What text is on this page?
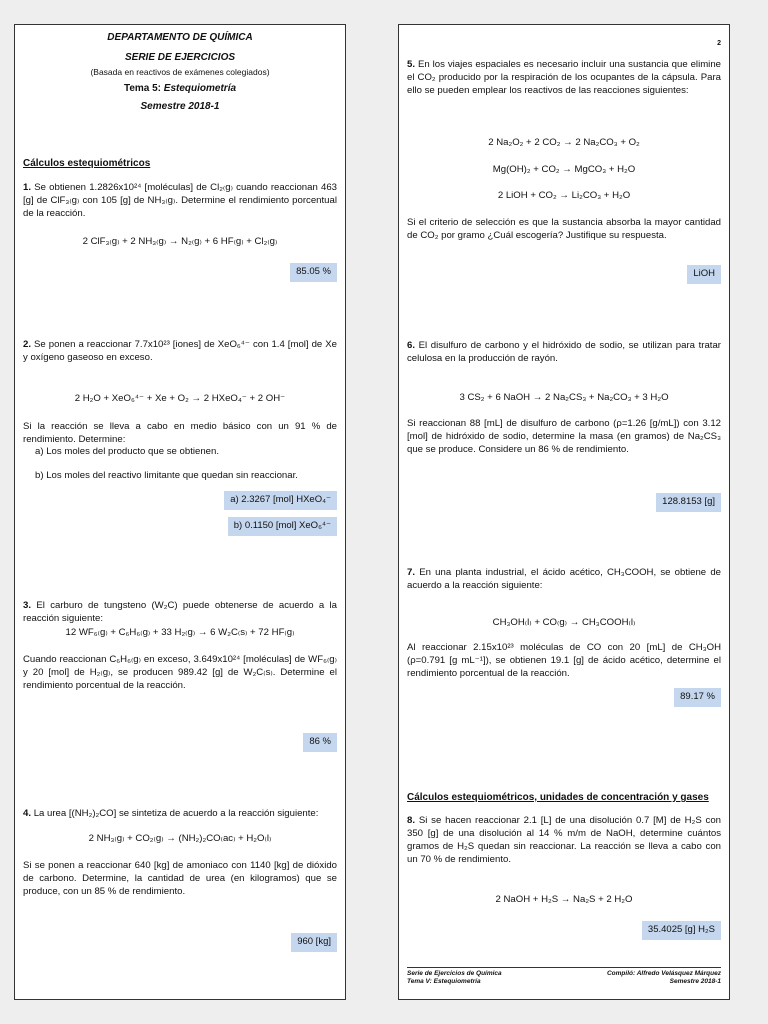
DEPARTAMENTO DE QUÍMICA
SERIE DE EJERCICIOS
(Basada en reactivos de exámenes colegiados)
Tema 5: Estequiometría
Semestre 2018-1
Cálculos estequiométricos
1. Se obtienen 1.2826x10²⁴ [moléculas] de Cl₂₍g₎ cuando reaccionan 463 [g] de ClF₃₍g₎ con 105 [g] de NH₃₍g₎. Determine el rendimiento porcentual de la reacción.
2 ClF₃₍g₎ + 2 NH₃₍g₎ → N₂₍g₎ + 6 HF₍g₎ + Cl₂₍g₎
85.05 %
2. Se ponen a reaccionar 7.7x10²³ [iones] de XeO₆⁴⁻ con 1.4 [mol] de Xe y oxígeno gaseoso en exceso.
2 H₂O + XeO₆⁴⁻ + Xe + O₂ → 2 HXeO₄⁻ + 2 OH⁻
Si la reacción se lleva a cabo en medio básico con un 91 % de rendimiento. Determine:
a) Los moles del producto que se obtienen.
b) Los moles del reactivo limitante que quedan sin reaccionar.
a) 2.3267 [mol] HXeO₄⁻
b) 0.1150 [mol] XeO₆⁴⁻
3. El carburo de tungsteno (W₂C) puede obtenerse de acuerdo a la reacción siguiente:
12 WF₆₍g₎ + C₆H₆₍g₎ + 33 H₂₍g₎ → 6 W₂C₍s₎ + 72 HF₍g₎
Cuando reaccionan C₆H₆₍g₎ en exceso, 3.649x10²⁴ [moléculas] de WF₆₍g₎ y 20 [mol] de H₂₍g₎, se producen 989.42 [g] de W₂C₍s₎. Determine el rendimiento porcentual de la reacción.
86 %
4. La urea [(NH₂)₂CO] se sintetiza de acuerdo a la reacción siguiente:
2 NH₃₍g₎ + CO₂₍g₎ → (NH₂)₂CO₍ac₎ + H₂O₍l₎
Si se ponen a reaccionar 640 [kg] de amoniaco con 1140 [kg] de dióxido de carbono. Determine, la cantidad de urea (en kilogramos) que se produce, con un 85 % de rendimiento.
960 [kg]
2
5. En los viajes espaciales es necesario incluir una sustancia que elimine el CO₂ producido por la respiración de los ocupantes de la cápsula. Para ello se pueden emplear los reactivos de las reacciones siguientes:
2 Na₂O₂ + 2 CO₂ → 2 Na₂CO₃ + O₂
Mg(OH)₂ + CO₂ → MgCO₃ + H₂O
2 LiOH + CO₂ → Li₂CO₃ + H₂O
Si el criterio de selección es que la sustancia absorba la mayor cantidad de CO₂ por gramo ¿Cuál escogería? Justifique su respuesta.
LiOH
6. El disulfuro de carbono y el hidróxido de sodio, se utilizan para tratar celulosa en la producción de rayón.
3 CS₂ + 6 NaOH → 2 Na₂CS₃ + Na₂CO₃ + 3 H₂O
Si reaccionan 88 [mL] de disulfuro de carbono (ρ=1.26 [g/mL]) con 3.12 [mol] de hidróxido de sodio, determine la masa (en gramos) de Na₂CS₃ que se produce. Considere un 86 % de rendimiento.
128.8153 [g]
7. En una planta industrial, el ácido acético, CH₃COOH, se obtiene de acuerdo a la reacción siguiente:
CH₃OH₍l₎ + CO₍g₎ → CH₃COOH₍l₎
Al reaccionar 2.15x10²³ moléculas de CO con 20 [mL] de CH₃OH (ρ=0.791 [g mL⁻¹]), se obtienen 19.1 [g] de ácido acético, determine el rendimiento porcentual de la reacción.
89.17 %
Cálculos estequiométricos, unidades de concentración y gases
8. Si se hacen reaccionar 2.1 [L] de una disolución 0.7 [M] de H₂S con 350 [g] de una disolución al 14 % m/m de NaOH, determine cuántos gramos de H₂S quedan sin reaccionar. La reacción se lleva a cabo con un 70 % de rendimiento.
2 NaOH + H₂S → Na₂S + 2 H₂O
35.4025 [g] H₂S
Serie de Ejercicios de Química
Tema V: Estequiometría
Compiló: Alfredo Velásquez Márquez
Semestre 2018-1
==
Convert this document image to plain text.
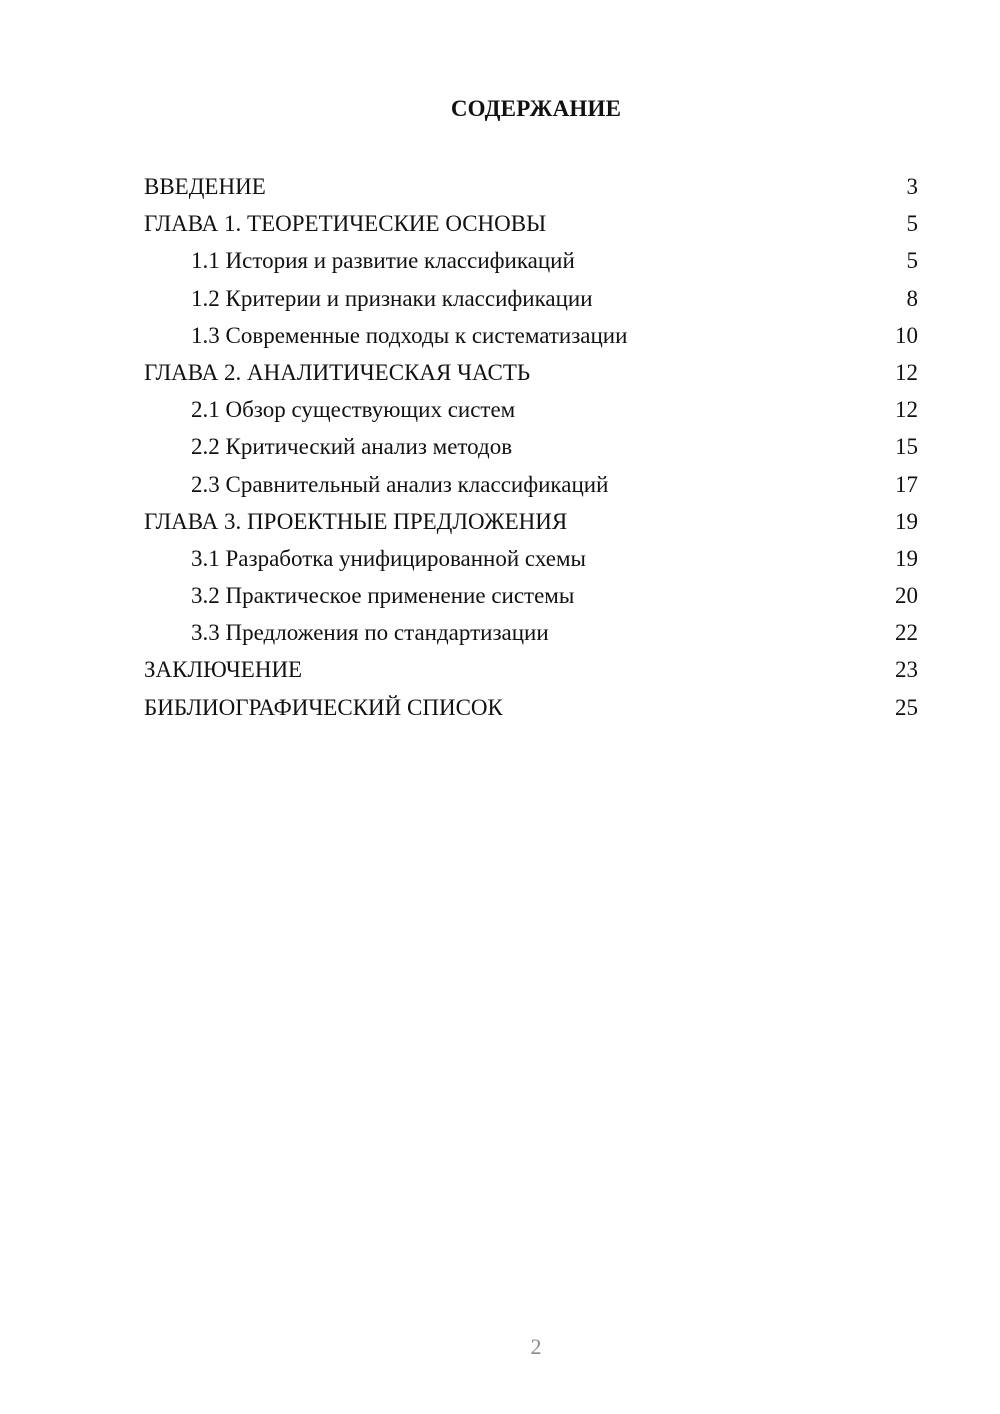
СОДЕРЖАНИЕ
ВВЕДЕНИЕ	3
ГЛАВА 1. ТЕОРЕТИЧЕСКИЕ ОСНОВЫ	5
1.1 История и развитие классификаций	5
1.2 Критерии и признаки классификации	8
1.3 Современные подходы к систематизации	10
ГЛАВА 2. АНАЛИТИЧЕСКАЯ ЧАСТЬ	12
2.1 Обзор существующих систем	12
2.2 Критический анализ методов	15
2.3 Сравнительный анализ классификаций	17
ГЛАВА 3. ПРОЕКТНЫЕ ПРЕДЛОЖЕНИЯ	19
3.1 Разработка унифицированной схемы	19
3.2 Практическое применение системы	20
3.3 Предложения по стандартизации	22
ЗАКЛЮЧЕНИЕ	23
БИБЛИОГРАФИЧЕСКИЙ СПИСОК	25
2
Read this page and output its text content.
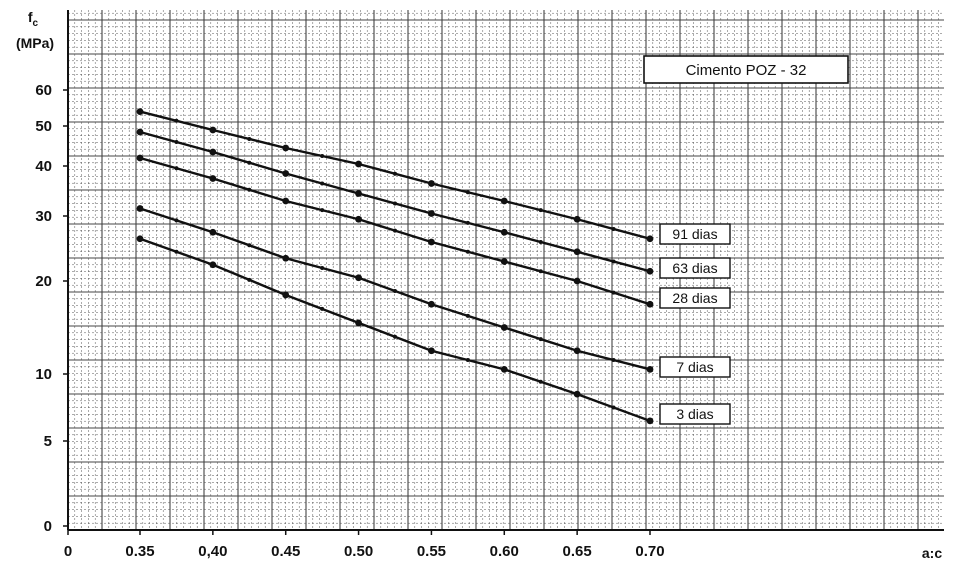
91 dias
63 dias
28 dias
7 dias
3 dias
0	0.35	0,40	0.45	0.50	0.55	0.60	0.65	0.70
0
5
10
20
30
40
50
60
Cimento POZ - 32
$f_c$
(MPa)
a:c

= YOUR TASK =
Give every line of the material that includes the string "sustancia".

= FINISHED EXERCISE =
5. En los viajes espaciales es necesario incluir una sustancia que elimine el CO₂ producido por la respiración de los ocupantes de la cápsula. Para ello se pueden emplear los reactivos de las reacciones siguientes:
Si el criterio de selección es que la sustancia absorba la mayor cantidad de CO₂ por gramo ¿Cuál escogería? Justifique su respuesta.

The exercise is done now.